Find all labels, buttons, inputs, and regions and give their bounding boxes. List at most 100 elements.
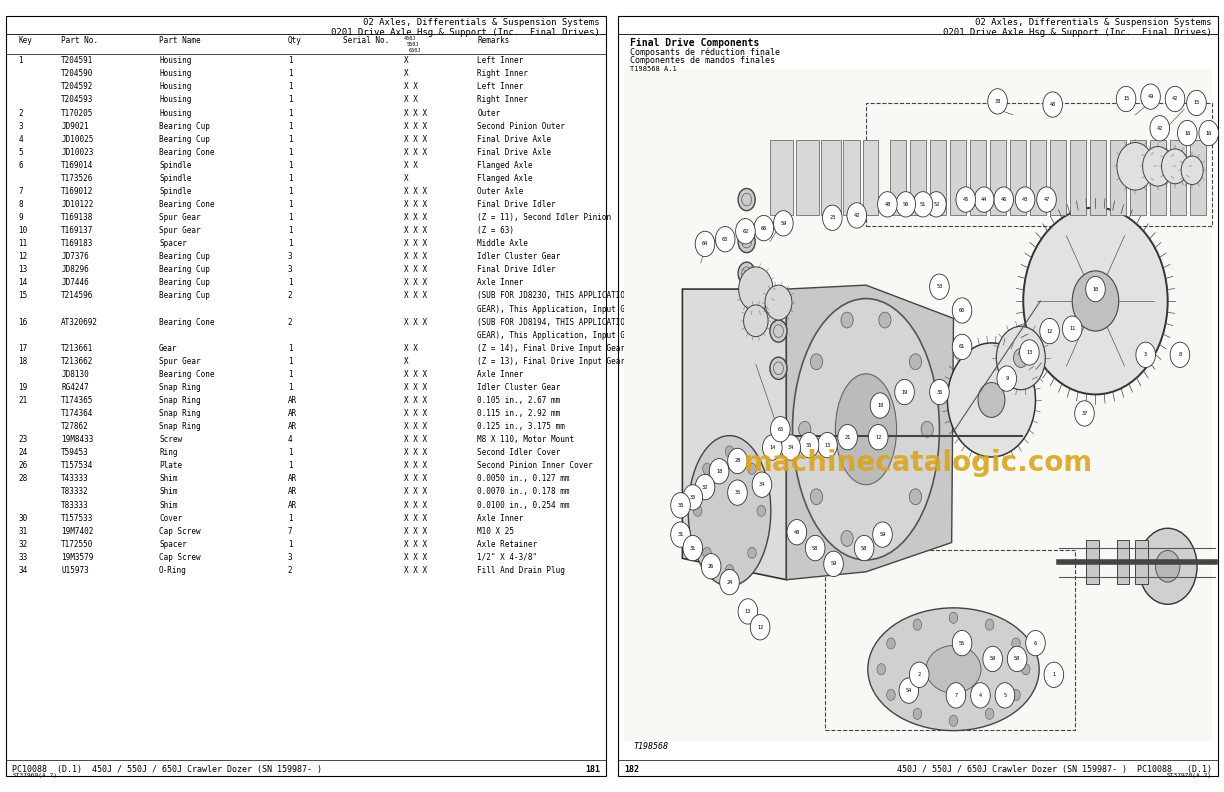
Text: Spindle: Spindle [159,161,191,169]
Text: Bearing Cone: Bearing Cone [159,318,214,326]
Text: Bearing Cup: Bearing Cup [159,252,211,261]
Text: 33: 33 [689,495,696,500]
Text: M8 X 110, Motor Mount: M8 X 110, Motor Mount [477,436,574,444]
Circle shape [927,192,946,217]
Text: Final Drive Components: Final Drive Components [630,38,760,48]
Text: 59: 59 [879,532,886,537]
Text: 32: 32 [18,540,28,549]
Text: Shim: Shim [159,501,177,509]
Text: T174365: T174365 [61,396,93,405]
Circle shape [1037,187,1056,212]
Text: 9: 9 [18,213,23,222]
Text: 10: 10 [1092,287,1099,291]
Text: T214596: T214596 [61,291,93,300]
Circle shape [847,203,867,228]
Text: 3: 3 [1144,352,1147,357]
Polygon shape [683,289,786,580]
Text: 30: 30 [18,513,28,523]
Circle shape [995,683,1015,708]
Text: Remarks: Remarks [477,36,509,45]
Text: 32: 32 [701,485,709,489]
Text: X X X: X X X [404,474,427,483]
Text: X X X: X X X [404,278,427,287]
Text: JD7376: JD7376 [61,252,89,261]
Circle shape [727,480,747,505]
Circle shape [898,678,918,703]
Text: 12: 12 [18,252,28,261]
Text: RG4247: RG4247 [61,383,89,392]
Text: 59: 59 [830,562,837,566]
Text: X X X: X X X [404,396,427,405]
Circle shape [701,554,721,579]
Text: AR: AR [288,501,297,509]
Text: 0.0050 in., 0.127 mm: 0.0050 in., 0.127 mm [477,474,570,483]
Text: 44: 44 [980,197,988,202]
Circle shape [1007,646,1027,672]
Bar [843,140,860,215]
Circle shape [738,230,755,253]
Circle shape [879,312,891,328]
Text: Housing: Housing [159,95,191,105]
Text: JD8296: JD8296 [61,265,89,274]
Text: Right Inner: Right Inner [477,95,529,105]
Text: 60: 60 [958,308,966,313]
Circle shape [886,638,895,649]
Text: T204592: T204592 [61,82,93,91]
Text: 63: 63 [722,237,728,242]
Text: 0201 Drive Axle Hsg & Support (Inc.  Final Drives): 0201 Drive Axle Hsg & Support (Inc. Fina… [330,28,600,36]
Circle shape [896,192,916,217]
Text: T213662: T213662 [61,356,93,366]
Text: 7: 7 [288,527,293,535]
Text: Cap Screw: Cap Screw [159,527,201,535]
Text: 58: 58 [860,546,868,550]
Text: 19M7402: 19M7402 [61,527,93,535]
Text: 43: 43 [1022,197,1028,202]
Circle shape [818,432,837,458]
Text: Bearing Cup: Bearing Cup [159,291,211,300]
Ellipse shape [835,374,896,485]
Text: 12: 12 [756,625,764,630]
Text: 18: 18 [716,469,722,474]
Text: Cap Screw: Cap Screw [159,553,201,562]
Text: 19M3579: 19M3579 [61,553,93,562]
Text: Left Inner: Left Inner [477,56,524,65]
Text: 49: 49 [1147,94,1154,99]
Text: Spur Gear: Spur Gear [159,213,201,222]
Text: T157534: T157534 [61,461,93,470]
Text: 3: 3 [18,121,23,131]
Circle shape [950,612,958,623]
Circle shape [895,379,914,405]
Circle shape [748,463,756,474]
Text: 62: 62 [742,229,749,234]
Text: Idler Cluster Gear: Idler Cluster Gear [477,383,561,392]
Bar [951,140,966,215]
Circle shape [841,312,853,328]
Text: T172550: T172550 [61,540,93,549]
Text: 21: 21 [18,396,28,405]
Circle shape [750,615,770,640]
Circle shape [950,715,958,726]
Text: 30: 30 [677,503,684,508]
Circle shape [971,683,990,708]
Text: Outer: Outer [477,109,501,117]
Circle shape [870,393,890,418]
Bar [770,140,793,215]
Circle shape [879,531,891,546]
Circle shape [1136,342,1155,367]
Bar [891,140,906,215]
Text: 1: 1 [288,448,293,457]
Text: Bearing Cup: Bearing Cup [159,265,211,274]
Text: (Z = 13), Final Drive Input Gear: (Z = 13), Final Drive Input Gear [477,356,625,366]
Circle shape [974,187,994,212]
Text: T198568: T198568 [634,742,668,751]
Text: Key: Key [18,36,32,45]
Text: 19: 19 [901,390,908,394]
Text: ST37970(A.2): ST37970(A.2) [1166,773,1212,778]
Text: 1: 1 [288,213,293,222]
Bar [624,69,1212,741]
Circle shape [1118,143,1153,190]
Circle shape [765,285,792,320]
Text: 65: 65 [777,427,783,432]
Circle shape [671,522,690,547]
Circle shape [996,366,1017,391]
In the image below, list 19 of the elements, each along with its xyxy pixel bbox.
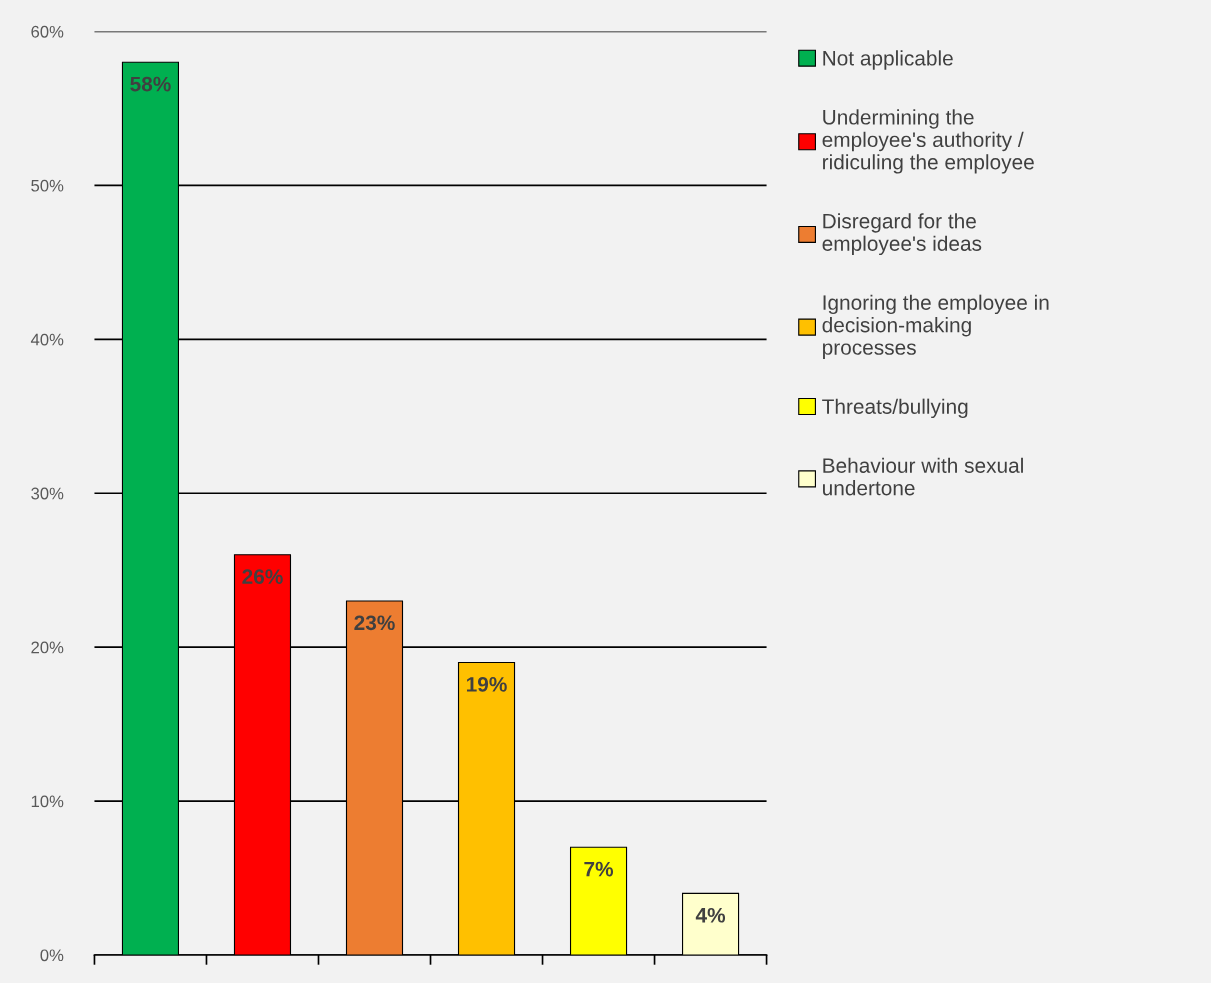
data-label: 26%	[242, 569, 283, 584]
data-label: 7%	[584, 861, 614, 877]
y-tick-label: 60%	[31, 25, 64, 38]
y-tick-label: 10%	[31, 795, 64, 808]
data-label: 19%	[466, 676, 507, 692]
y-tick-label: 50%	[31, 179, 64, 192]
data-label: 58%	[130, 76, 171, 92]
y-tick-label: 20%	[31, 641, 64, 654]
legend-label: Not applicable	[823, 50, 953, 70]
y-tick-label: 40%	[30, 333, 64, 346]
data-label: 23%	[354, 615, 395, 631]
legend-label: Disregard for the employee's ideas	[822, 213, 982, 256]
y-tick-label: 30%	[31, 487, 64, 500]
legend-label: Behaviour with sexual undertone	[823, 457, 1023, 496]
legend-label: Ignoring the employee in decision-making processes	[822, 294, 1049, 359]
y-tick-label: 0%	[40, 949, 64, 962]
data-label: 4%	[695, 907, 726, 923]
legend-label: Threats/bullying	[822, 398, 968, 419]
legend-label: Undermining the employee's authority / ridiculing the employee	[822, 109, 1034, 174]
——————————
Problem
Find every line above that contains the string "Gear" and copy each of them out in full.

Response below
Text: Spur Gear: Spur Gear [159,213,201,222]
Text: Idler Cluster Gear: Idler Cluster Gear [477,383,561,392]
Text: (Z = 13), Final Drive Input Gear: (Z = 13), Final Drive Input Gear [477,356,625,366]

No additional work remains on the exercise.